## start ROWS

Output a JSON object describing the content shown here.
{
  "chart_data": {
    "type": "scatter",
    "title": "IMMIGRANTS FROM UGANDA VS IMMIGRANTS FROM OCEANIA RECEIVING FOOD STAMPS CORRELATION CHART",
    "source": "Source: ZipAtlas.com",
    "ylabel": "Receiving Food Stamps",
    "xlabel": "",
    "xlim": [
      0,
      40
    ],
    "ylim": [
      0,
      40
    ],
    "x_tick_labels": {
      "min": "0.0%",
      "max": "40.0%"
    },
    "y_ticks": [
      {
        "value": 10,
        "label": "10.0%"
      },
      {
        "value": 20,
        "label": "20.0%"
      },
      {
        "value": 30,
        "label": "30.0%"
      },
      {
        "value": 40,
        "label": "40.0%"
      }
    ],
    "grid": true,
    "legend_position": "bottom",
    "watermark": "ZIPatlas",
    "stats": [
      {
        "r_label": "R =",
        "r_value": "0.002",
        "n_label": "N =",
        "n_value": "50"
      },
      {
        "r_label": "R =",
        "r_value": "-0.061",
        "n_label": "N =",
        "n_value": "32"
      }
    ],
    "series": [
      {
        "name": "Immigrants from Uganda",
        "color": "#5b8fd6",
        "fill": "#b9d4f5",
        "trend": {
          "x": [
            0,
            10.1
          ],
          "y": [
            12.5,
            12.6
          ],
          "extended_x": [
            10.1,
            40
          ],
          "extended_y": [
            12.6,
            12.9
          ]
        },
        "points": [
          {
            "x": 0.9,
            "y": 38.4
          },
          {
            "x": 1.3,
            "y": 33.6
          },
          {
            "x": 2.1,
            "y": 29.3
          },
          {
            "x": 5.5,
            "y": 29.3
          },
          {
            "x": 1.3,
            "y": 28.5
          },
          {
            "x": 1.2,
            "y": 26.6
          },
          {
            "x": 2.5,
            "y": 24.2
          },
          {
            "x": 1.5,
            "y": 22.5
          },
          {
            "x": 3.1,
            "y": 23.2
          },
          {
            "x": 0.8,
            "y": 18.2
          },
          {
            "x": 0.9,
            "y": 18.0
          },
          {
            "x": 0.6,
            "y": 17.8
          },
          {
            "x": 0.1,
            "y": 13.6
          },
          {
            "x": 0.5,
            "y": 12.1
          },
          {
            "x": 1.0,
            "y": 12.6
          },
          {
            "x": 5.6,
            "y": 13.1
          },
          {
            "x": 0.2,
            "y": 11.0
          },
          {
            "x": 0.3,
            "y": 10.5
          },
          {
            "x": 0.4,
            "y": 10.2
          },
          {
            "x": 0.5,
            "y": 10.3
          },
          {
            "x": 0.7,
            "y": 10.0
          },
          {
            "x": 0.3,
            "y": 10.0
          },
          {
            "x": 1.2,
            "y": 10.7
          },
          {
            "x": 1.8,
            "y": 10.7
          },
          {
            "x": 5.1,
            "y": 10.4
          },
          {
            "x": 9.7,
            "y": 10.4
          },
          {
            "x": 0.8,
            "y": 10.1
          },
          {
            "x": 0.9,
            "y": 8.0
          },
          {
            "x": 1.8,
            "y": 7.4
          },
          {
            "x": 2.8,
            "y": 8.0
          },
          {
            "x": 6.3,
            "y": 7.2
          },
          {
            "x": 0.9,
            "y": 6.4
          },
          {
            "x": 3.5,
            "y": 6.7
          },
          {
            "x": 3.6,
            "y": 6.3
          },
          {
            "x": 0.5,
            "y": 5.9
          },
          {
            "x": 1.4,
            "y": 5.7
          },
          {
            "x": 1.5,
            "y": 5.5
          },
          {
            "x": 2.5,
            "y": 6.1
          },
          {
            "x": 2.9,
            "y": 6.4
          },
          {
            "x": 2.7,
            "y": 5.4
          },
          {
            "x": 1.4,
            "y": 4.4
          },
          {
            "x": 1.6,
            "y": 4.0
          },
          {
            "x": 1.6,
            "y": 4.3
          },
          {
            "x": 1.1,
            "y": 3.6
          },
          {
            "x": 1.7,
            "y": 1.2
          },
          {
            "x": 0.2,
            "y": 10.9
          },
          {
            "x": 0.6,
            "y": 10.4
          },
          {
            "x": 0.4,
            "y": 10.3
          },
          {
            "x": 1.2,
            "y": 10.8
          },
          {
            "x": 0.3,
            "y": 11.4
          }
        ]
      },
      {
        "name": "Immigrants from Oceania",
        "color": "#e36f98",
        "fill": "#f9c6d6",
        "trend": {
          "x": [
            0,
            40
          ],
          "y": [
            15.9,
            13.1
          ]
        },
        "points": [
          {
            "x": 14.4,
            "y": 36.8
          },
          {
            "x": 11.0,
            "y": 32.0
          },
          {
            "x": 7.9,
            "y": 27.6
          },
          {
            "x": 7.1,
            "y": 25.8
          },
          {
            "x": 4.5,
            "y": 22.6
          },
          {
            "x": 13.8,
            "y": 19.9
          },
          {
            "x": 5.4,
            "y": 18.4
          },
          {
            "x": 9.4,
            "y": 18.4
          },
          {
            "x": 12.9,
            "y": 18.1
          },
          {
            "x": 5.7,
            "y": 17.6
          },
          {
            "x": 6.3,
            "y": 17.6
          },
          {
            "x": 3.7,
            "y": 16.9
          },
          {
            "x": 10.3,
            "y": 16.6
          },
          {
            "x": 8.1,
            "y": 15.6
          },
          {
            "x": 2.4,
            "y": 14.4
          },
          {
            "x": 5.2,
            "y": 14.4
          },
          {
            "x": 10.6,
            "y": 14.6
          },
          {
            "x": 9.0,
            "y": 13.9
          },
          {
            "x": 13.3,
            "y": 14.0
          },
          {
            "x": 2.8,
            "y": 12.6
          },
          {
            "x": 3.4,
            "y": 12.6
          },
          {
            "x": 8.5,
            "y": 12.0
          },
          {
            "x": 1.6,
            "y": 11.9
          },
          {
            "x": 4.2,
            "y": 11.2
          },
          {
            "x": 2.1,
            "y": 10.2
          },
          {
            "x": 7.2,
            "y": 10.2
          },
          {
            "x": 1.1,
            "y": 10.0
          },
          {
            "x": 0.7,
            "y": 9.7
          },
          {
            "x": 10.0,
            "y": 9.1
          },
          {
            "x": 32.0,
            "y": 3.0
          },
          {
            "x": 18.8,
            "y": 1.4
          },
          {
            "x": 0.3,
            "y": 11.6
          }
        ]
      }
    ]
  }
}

## end ROWS

GIVEN INSTRUCTION:
Set down the listing in full, keeping every word exactly as it is.

WRITTEN SOLUTION:
Output a JSON object describing the content shown here.
{
  "chart_data": {
    "type": "scatter",
    "title": "IMMIGRANTS FROM UGANDA VS IMMIGRANTS FROM OCEANIA RECEIVING FOOD STAMPS CORRELATION CHART",
    "source": "Source: ZipAtlas.com",
    "ylabel": "Receiving Food Stamps",
    "xlabel": "",
    "xlim": [
      0,
      40
    ],
    "ylim": [
      0,
      40
    ],
    "x_tick_labels": {
      "min": "0.0%",
      "max": "40.0%"
    },
    "y_ticks": [
      {
        "value": 10,
        "label": "10.0%"
      },
      {
        "value": 20,
        "label": "20.0%"
      },
      {
        "value": 30,
        "label": "30.0%"
      },
      {
        "value": 40,
        "label": "40.0%"
      }
    ],
    "grid": true,
    "legend_position": "bottom",
    "watermark": "ZIPatlas",
    "stats": [
      {
        "r_label": "R =",
        "r_value": "0.002",
        "n_label": "N =",
        "n_value": "50"
      },
      {
        "r_label": "R =",
        "r_value": "-0.061",
        "n_label": "N =",
        "n_value": "32"
      }
    ],
    "series": [
      {
        "name": "Immigrants from Uganda",
        "color": "#5b8fd6",
        "fill": "#b9d4f5",
        "trend": {
          "x": [
            0,
            10.1
          ],
          "y": [
            12.5,
            12.6
          ],
          "extended_x": [
            10.1,
            40
          ],
          "extended_y": [
            12.6,
            12.9
          ]
        },
        "points": [
          {
            "x": 0.9,
            "y": 38.4
          },
          {
            "x": 1.3,
            "y": 33.6
          },
          {
            "x": 2.1,
            "y": 29.3
          },
          {
            "x": 5.5,
            "y": 29.3
          },
          {
            "x": 1.3,
            "y": 28.5
          },
          {
            "x": 1.2,
            "y": 26.6
          },
          {
            "x": 2.5,
            "y": 24.2
          },
          {
            "x": 1.5,
            "y": 22.5
          },
          {
            "x": 3.1,
            "y": 23.2
          },
          {
            "x": 0.8,
            "y": 18.2
          },
          {
            "x": 0.9,
            "y": 18.0
          },
          {
            "x": 0.6,
            "y": 17.8
          },
          {
            "x": 0.1,
            "y": 13.6
          },
          {
            "x": 0.5,
            "y": 12.1
          },
          {
            "x": 1.0,
            "y": 12.6
          },
          {
            "x": 5.6,
            "y": 13.1
          },
          {
            "x": 0.2,
            "y": 11.0
          },
          {
            "x": 0.3,
            "y": 10.5
          },
          {
            "x": 0.4,
            "y": 10.2
          },
          {
            "x": 0.5,
            "y": 10.3
          },
          {
            "x": 0.7,
            "y": 10.0
          },
          {
            "x": 0.3,
            "y": 10.0
          },
          {
            "x": 1.2,
            "y": 10.7
          },
          {
            "x": 1.8,
            "y": 10.7
          },
          {
            "x": 5.1,
            "y": 10.4
          },
          {
            "x": 9.7,
            "y": 10.4
          },
          {
            "x": 0.8,
            "y": 10.1
          },
          {
            "x": 0.9,
            "y": 8.0
          },
          {
            "x": 1.8,
            "y": 7.4
          },
          {
            "x": 2.8,
            "y": 8.0
          },
          {
            "x": 6.3,
            "y": 7.2
          },
          {
            "x": 0.9,
            "y": 6.4
          },
          {
            "x": 3.5,
            "y": 6.7
          },
          {
            "x": 3.6,
            "y": 6.3
          },
          {
            "x": 0.5,
            "y": 5.9
          },
          {
            "x": 1.4,
            "y": 5.7
          },
          {
            "x": 1.5,
            "y": 5.5
          },
          {
            "x": 2.5,
            "y": 6.1
          },
          {
            "x": 2.9,
            "y": 6.4
          },
          {
            "x": 2.7,
            "y": 5.4
          },
          {
            "x": 1.4,
            "y": 4.4
          },
          {
            "x": 1.6,
            "y": 4.0
          },
          {
            "x": 1.6,
            "y": 4.3
          },
          {
            "x": 1.1,
            "y": 3.6
          },
          {
            "x": 1.7,
            "y": 1.2
          },
          {
            "x": 0.2,
            "y": 10.9
          },
          {
            "x": 0.6,
            "y": 10.4
          },
          {
            "x": 0.4,
            "y": 10.3
          },
          {
            "x": 1.2,
            "y": 10.8
          },
          {
            "x": 0.3,
            "y": 11.4
          }
        ]
      },
      {
        "name": "Immigrants from Oceania",
        "color": "#e36f98",
        "fill": "#f9c6d6",
        "trend": {
          "x": [
            0,
            40
          ],
          "y": [
            15.9,
            13.1
          ]
        },
        "points": [
          {
            "x": 14.4,
            "y": 36.8
          },
          {
            "x": 11.0,
            "y": 32.0
          },
          {
            "x": 7.9,
            "y": 27.6
          },
          {
            "x": 7.1,
            "y": 25.8
          },
          {
            "x": 4.5,
            "y": 22.6
          },
          {
            "x": 13.8,
            "y": 19.9
          },
          {
            "x": 5.4,
            "y": 18.4
          },
          {
            "x": 9.4,
            "y": 18.4
          },
          {
            "x": 12.9,
            "y": 18.1
          },
          {
            "x": 5.7,
            "y": 17.6
          },
          {
            "x": 6.3,
            "y": 17.6
          },
          {
            "x": 3.7,
            "y": 16.9
          },
          {
            "x": 10.3,
            "y": 16.6
          },
          {
            "x": 8.1,
            "y": 15.6
          },
          {
            "x": 2.4,
            "y": 14.4
          },
          {
            "x": 5.2,
            "y": 14.4
          },
          {
            "x": 10.6,
            "y": 14.6
          },
          {
            "x": 9.0,
            "y": 13.9
          },
          {
            "x": 13.3,
            "y": 14.0
          },
          {
            "x": 2.8,
            "y": 12.6
          },
          {
            "x": 3.4,
            "y": 12.6
          },
          {
            "x": 8.5,
            "y": 12.0
          },
          {
            "x": 1.6,
            "y": 11.9
          },
          {
            "x": 4.2,
            "y": 11.2
          },
          {
            "x": 2.1,
            "y": 10.2
          },
          {
            "x": 7.2,
            "y": 10.2
          },
          {
            "x": 1.1,
            "y": 10.0
          },
          {
            "x": 0.7,
            "y": 9.7
          },
          {
            "x": 10.0,
            "y": 9.1
          },
          {
            "x": 32.0,
            "y": 3.0
          },
          {
            "x": 18.8,
            "y": 1.4
          },
          {
            "x": 0.3,
            "y": 11.6
          }
        ]
      }
    ]
  }
}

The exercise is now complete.